> _DATASET RECORDS_

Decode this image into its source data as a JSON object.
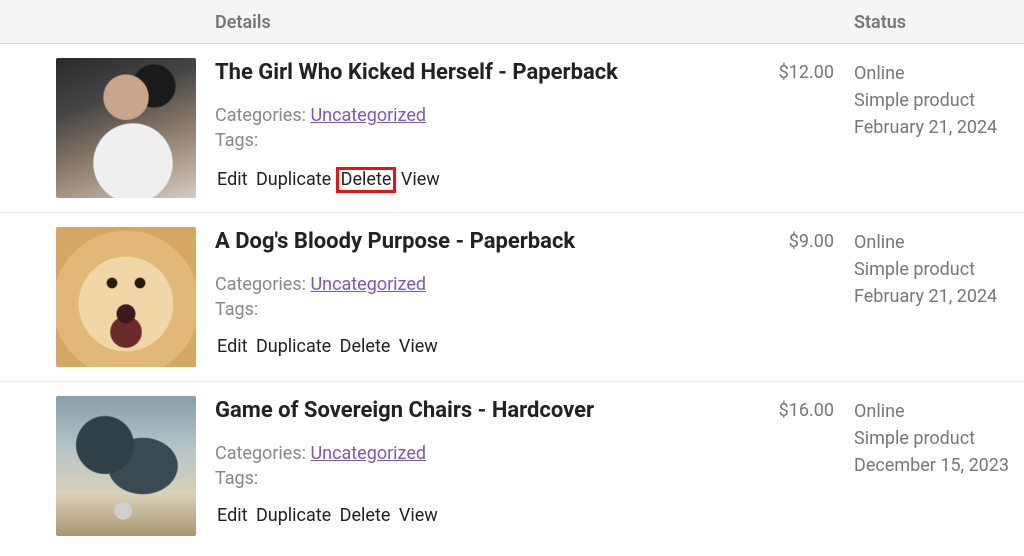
{
  "header": {
    "details_label": "Details",
    "status_label": "Status"
  },
  "labels": {
    "categories": "Categories:",
    "tags": "Tags:"
  },
  "actions": {
    "edit": "Edit",
    "duplicate": "Duplicate",
    "delete": "Delete",
    "view": "View"
  },
  "products": [
    {
      "title": "The Girl Who Kicked Herself - Paperback",
      "category": "Uncategorized",
      "price": "$12.00",
      "status_line1": "Online",
      "status_line2": "Simple product",
      "status_line3": "February 21, 2024",
      "highlight_delete": true
    },
    {
      "title": "A Dog's Bloody Purpose - Paperback",
      "category": "Uncategorized",
      "price": "$9.00",
      "status_line1": "Online",
      "status_line2": "Simple product",
      "status_line3": "February 21, 2024",
      "highlight_delete": false
    },
    {
      "title": "Game of Sovereign Chairs - Hardcover",
      "category": "Uncategorized",
      "price": "$16.00",
      "status_line1": "Online",
      "status_line2": "Simple product",
      "status_line3": "December 15, 2023",
      "highlight_delete": false
    }
  ]
}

> _STATED EXERCISE_
Leave out the pictures and give the rest of the records again exactly.

> _TASK SOLUTION_
Decode this image into its source data as a JSON object.
{
  "header": {
    "details_label": "Details",
    "status_label": "Status"
  },
  "labels": {
    "categories": "Categories:",
    "tags": "Tags:"
  },
  "actions": {
    "edit": "Edit",
    "duplicate": "Duplicate",
    "delete": "Delete",
    "view": "View"
  },
  "products": [
    {
      "title": "The Girl Who Kicked Herself - Paperback",
      "category": "Uncategorized",
      "price": "$12.00",
      "status_line1": "Online",
      "status_line2": "Simple product",
      "status_line3": "February 21, 2024",
      "highlight_delete": true
    },
    {
      "title": "A Dog's Bloody Purpose - Paperback",
      "category": "Uncategorized",
      "price": "$9.00",
      "status_line1": "Online",
      "status_line2": "Simple product",
      "status_line3": "February 21, 2024",
      "highlight_delete": false
    },
    {
      "title": "Game of Sovereign Chairs - Hardcover",
      "category": "Uncategorized",
      "price": "$16.00",
      "status_line1": "Online",
      "status_line2": "Simple product",
      "status_line3": "December 15, 2023",
      "highlight_delete": false
    }
  ]
}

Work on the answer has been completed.